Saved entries
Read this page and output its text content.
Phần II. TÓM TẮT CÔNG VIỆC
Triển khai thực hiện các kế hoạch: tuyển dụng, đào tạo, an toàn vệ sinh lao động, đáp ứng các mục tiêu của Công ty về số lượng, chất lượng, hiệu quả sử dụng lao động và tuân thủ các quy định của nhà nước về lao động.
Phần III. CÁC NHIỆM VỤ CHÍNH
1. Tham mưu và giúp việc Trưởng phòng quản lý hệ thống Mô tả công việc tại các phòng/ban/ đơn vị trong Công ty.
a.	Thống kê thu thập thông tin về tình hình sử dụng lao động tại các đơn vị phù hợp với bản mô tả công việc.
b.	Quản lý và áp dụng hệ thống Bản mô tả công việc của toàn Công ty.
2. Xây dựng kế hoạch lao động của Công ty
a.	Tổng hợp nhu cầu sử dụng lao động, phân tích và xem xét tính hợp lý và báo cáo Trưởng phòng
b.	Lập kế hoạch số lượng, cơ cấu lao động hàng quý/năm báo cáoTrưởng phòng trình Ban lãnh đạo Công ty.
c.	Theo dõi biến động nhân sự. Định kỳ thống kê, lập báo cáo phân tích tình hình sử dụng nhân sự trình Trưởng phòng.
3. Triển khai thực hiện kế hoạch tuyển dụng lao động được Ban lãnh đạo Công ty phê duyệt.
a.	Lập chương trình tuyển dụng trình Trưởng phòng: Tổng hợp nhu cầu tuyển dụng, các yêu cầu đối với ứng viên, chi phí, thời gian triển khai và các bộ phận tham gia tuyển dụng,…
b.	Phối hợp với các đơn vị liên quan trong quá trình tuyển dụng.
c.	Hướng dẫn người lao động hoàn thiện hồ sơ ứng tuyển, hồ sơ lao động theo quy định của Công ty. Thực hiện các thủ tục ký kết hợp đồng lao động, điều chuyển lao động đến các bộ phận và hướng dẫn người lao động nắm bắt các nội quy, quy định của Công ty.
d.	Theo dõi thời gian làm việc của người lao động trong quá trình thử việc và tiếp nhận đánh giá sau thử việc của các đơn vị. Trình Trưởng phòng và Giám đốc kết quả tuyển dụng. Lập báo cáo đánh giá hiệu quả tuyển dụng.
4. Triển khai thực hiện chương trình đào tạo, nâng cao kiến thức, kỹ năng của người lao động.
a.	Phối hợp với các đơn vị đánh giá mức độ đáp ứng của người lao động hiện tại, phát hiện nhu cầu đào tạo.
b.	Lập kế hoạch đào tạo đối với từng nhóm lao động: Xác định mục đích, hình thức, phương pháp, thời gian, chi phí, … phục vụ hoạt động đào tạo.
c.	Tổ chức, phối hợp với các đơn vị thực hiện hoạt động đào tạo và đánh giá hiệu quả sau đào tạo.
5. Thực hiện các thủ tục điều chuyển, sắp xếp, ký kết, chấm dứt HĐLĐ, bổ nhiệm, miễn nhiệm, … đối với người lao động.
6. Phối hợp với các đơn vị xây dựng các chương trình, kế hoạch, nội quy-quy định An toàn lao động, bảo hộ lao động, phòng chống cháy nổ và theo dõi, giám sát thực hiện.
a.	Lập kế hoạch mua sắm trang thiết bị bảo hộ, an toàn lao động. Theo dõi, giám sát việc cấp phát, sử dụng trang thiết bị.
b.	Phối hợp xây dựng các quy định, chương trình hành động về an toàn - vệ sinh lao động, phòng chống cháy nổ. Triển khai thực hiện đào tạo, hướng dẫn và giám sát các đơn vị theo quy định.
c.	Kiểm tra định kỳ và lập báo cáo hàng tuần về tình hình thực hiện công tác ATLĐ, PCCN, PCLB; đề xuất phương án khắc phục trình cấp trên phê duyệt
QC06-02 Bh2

#### Task to carry out:
Output the listing above without altering a single character.

#### Solution:
Read this page and output its text content.
Phần II. TÓM TẮT CÔNG VIỆC
Triển khai thực hiện các kế hoạch: tuyển dụng, đào tạo, an toàn vệ sinh lao động, đáp ứng các mục tiêu của Công ty về số lượng, chất lượng, hiệu quả sử dụng lao động và tuân thủ các quy định của nhà nước về lao động.
Phần III. CÁC NHIỆM VỤ CHÍNH
1. Tham mưu và giúp việc Trưởng phòng quản lý hệ thống Mô tả công việc tại các phòng/ban/ đơn vị trong Công ty.
a.	Thống kê thu thập thông tin về tình hình sử dụng lao động tại các đơn vị phù hợp với bản mô tả công việc.
b.	Quản lý và áp dụng hệ thống Bản mô tả công việc của toàn Công ty.
2. Xây dựng kế hoạch lao động của Công ty
a.	Tổng hợp nhu cầu sử dụng lao động, phân tích và xem xét tính hợp lý và báo cáo Trưởng phòng
b.	Lập kế hoạch số lượng, cơ cấu lao động hàng quý/năm báo cáoTrưởng phòng trình Ban lãnh đạo Công ty.
c.	Theo dõi biến động nhân sự. Định kỳ thống kê, lập báo cáo phân tích tình hình sử dụng nhân sự trình Trưởng phòng.
3. Triển khai thực hiện kế hoạch tuyển dụng lao động được Ban lãnh đạo Công ty phê duyệt.
a.	Lập chương trình tuyển dụng trình Trưởng phòng: Tổng hợp nhu cầu tuyển dụng, các yêu cầu đối với ứng viên, chi phí, thời gian triển khai và các bộ phận tham gia tuyển dụng,…
b.	Phối hợp với các đơn vị liên quan trong quá trình tuyển dụng.
c.	Hướng dẫn người lao động hoàn thiện hồ sơ ứng tuyển, hồ sơ lao động theo quy định của Công ty. Thực hiện các thủ tục ký kết hợp đồng lao động, điều chuyển lao động đến các bộ phận và hướng dẫn người lao động nắm bắt các nội quy, quy định của Công ty.
d.	Theo dõi thời gian làm việc của người lao động trong quá trình thử việc và tiếp nhận đánh giá sau thử việc của các đơn vị. Trình Trưởng phòng và Giám đốc kết quả tuyển dụng. Lập báo cáo đánh giá hiệu quả tuyển dụng.
4. Triển khai thực hiện chương trình đào tạo, nâng cao kiến thức, kỹ năng của người lao động.
a.	Phối hợp với các đơn vị đánh giá mức độ đáp ứng của người lao động hiện tại, phát hiện nhu cầu đào tạo.
b.	Lập kế hoạch đào tạo đối với từng nhóm lao động: Xác định mục đích, hình thức, phương pháp, thời gian, chi phí, … phục vụ hoạt động đào tạo.
c.	Tổ chức, phối hợp với các đơn vị thực hiện hoạt động đào tạo và đánh giá hiệu quả sau đào tạo.
5. Thực hiện các thủ tục điều chuyển, sắp xếp, ký kết, chấm dứt HĐLĐ, bổ nhiệm, miễn nhiệm, … đối với người lao động.
6. Phối hợp với các đơn vị xây dựng các chương trình, kế hoạch, nội quy-quy định An toàn lao động, bảo hộ lao động, phòng chống cháy nổ và theo dõi, giám sát thực hiện.
a.	Lập kế hoạch mua sắm trang thiết bị bảo hộ, an toàn lao động. Theo dõi, giám sát việc cấp phát, sử dụng trang thiết bị.
b.	Phối hợp xây dựng các quy định, chương trình hành động về an toàn - vệ sinh lao động, phòng chống cháy nổ. Triển khai thực hiện đào tạo, hướng dẫn và giám sát các đơn vị theo quy định.
c.	Kiểm tra định kỳ và lập báo cáo hàng tuần về tình hình thực hiện công tác ATLĐ, PCCN, PCLB; đề xuất phương án khắc phục trình cấp trên phê duyệt
QC06-02 Bh2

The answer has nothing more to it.